_EXERCISE GOAL:_
Report how many lines contain the word "койки", with no other text.

_SUPPLIED ENTRIES:_

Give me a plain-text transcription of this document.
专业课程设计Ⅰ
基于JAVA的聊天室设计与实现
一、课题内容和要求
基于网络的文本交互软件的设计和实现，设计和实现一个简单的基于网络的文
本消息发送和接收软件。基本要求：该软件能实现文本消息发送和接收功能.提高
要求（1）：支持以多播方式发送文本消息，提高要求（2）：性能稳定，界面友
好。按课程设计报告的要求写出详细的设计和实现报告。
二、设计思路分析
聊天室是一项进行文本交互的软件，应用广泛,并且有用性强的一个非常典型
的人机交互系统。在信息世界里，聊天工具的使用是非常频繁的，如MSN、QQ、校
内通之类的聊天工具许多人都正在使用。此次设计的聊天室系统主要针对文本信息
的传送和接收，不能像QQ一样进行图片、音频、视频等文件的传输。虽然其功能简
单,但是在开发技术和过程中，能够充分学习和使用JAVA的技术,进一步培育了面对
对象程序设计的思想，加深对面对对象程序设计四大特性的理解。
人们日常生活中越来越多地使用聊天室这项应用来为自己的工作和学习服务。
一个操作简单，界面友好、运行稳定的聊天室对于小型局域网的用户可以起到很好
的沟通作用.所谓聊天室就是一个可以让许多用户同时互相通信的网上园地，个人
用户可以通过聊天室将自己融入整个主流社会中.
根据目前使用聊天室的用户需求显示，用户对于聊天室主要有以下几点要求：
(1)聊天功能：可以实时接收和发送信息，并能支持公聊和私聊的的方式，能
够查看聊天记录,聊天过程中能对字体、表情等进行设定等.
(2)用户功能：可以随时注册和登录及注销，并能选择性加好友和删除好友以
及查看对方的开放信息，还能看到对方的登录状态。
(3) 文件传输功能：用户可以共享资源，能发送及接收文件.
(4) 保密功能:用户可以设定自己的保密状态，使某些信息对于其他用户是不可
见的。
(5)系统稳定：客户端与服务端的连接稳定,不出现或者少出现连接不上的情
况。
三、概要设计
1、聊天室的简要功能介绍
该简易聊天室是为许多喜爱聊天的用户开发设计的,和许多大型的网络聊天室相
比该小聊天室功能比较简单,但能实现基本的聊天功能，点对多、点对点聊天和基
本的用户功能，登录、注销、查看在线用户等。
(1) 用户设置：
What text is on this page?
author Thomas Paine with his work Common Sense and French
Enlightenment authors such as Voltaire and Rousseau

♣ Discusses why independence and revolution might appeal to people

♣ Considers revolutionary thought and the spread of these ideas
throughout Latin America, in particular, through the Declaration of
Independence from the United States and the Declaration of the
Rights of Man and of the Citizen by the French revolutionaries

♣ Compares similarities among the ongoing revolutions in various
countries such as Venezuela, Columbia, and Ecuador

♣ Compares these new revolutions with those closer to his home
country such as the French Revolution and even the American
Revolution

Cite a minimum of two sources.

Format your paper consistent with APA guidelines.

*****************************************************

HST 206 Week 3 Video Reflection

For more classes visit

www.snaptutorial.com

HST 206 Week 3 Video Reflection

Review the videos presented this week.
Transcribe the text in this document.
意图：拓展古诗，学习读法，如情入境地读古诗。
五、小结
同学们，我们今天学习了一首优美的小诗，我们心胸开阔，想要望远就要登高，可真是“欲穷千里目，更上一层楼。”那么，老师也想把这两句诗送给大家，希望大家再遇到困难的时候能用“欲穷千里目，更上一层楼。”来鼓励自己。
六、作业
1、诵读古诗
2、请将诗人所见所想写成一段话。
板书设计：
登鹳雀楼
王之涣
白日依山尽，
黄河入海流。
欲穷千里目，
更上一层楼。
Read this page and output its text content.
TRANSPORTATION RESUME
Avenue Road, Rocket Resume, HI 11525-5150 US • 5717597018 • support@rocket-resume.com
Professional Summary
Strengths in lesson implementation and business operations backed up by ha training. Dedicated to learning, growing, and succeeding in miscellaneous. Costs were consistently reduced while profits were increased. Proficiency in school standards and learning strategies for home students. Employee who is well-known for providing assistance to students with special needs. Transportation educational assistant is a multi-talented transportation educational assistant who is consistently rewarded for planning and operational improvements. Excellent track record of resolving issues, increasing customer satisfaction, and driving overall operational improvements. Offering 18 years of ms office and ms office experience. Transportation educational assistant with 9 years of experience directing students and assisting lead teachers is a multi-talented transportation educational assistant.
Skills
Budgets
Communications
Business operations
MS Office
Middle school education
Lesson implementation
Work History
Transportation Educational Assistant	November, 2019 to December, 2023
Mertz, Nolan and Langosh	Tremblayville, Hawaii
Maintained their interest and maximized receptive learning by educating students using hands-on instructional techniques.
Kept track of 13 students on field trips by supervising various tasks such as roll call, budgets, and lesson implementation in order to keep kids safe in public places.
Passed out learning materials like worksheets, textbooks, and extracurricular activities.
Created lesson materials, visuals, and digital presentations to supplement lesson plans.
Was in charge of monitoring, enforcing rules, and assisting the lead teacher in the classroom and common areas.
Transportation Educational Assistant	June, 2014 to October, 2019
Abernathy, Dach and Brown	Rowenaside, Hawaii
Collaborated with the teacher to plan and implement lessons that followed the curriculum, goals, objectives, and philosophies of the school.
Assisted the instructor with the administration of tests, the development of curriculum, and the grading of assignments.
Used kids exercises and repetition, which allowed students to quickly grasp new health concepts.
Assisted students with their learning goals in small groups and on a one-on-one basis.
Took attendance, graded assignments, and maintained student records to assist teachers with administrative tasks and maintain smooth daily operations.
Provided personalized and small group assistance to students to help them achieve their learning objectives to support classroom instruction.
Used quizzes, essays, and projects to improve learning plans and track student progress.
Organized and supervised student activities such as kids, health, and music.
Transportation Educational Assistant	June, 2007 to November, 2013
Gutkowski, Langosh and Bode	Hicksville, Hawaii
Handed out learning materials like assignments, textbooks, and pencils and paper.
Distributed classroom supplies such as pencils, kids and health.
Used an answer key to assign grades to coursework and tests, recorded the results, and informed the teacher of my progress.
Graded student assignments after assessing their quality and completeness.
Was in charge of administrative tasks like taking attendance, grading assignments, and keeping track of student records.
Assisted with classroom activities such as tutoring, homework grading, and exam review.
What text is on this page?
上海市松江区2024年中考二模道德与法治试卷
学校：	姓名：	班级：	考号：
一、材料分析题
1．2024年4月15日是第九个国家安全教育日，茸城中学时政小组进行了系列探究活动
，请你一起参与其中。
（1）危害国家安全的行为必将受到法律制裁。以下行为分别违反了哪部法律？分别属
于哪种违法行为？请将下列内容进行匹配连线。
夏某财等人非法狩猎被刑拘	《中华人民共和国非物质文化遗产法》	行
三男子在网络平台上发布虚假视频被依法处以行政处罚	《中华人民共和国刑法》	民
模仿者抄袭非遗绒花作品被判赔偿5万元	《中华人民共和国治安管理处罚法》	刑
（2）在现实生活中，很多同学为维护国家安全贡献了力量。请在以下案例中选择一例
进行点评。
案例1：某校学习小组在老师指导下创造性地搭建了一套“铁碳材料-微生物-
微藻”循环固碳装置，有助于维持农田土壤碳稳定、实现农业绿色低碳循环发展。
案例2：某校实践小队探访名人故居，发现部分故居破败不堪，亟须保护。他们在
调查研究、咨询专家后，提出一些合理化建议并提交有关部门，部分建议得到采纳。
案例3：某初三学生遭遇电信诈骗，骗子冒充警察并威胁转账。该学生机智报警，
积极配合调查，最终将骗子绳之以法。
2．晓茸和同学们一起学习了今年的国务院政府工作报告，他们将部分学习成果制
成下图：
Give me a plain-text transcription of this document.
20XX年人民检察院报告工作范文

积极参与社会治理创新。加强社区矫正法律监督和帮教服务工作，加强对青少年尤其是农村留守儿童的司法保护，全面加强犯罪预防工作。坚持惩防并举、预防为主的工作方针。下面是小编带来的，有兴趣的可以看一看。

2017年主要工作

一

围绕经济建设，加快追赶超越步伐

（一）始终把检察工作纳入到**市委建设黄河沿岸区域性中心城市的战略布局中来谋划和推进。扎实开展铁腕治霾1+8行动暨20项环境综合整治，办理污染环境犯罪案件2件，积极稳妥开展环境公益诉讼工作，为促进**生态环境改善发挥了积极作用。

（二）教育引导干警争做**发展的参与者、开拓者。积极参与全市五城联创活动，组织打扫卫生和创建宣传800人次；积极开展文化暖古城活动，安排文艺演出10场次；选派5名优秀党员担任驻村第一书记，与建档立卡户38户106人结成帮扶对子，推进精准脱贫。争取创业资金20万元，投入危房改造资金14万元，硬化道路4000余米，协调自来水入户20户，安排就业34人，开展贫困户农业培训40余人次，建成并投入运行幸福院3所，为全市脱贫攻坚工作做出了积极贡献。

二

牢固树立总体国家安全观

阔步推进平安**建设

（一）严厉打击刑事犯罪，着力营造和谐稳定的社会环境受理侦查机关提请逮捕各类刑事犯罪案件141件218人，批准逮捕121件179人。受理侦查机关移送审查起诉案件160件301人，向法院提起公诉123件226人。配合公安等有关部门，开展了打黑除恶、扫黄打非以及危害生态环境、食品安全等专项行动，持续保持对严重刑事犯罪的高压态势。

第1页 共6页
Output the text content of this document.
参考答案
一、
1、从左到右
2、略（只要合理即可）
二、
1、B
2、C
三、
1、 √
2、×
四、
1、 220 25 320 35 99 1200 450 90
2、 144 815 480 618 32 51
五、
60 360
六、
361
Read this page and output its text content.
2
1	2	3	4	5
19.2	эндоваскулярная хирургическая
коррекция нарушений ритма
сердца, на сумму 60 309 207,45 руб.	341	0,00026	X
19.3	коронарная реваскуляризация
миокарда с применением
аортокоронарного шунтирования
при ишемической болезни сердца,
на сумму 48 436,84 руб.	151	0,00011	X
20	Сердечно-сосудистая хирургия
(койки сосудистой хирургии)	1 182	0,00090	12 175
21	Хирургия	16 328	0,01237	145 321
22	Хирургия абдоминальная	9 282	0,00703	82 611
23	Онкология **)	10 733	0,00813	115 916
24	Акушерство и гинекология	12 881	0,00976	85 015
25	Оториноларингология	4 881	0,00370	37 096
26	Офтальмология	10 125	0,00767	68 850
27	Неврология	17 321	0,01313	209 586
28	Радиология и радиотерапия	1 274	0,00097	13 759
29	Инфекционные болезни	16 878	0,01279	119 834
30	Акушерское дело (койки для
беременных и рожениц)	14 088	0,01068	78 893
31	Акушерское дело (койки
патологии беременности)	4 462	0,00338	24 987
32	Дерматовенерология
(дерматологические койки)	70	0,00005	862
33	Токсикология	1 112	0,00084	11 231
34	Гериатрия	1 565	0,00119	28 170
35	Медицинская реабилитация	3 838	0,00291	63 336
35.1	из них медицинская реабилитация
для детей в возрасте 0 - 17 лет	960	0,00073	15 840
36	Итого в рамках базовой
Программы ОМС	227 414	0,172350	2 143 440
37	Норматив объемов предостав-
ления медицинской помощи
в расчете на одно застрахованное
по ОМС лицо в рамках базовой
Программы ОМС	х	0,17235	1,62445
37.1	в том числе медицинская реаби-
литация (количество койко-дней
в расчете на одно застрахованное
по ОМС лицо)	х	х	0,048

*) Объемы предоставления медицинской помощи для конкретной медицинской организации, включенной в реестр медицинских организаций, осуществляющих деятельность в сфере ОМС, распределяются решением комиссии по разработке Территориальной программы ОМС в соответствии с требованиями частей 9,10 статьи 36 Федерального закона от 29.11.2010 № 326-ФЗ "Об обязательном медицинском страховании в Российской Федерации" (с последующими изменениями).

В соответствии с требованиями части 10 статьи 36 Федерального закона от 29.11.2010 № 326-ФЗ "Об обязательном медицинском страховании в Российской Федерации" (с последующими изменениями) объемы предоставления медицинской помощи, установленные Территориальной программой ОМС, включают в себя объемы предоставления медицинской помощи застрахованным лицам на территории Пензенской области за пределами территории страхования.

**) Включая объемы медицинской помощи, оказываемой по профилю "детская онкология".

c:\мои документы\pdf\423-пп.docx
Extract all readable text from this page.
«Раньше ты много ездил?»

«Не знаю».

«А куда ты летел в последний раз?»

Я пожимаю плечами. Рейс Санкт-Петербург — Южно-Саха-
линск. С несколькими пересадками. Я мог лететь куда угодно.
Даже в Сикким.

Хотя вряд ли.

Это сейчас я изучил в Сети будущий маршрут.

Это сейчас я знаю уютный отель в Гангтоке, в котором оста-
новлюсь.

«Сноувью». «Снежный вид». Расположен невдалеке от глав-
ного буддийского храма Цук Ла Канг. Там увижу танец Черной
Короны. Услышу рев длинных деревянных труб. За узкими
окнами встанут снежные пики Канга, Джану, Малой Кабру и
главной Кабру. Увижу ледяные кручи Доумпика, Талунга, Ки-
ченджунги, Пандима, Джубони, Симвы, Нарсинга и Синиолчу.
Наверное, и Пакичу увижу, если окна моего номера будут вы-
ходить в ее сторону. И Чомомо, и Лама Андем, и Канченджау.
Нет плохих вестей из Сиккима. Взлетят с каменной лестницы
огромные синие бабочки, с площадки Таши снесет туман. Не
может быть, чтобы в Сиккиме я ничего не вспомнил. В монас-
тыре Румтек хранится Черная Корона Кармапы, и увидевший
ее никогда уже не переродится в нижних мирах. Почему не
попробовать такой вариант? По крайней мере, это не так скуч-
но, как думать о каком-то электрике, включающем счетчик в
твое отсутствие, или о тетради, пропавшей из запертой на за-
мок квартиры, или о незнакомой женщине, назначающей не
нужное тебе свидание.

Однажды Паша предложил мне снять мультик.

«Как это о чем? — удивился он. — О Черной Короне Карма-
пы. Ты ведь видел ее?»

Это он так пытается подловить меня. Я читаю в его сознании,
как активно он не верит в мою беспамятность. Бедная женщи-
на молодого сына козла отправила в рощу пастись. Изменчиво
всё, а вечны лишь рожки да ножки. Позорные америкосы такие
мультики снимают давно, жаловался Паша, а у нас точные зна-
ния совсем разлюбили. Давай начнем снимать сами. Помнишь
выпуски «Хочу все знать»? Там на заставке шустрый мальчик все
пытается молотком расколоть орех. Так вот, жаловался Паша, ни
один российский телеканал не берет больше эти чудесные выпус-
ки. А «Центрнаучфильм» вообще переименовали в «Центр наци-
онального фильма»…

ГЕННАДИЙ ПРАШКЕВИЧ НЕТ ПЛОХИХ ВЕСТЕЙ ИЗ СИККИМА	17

_ANSWER FOR THIS EXERCISE:_
4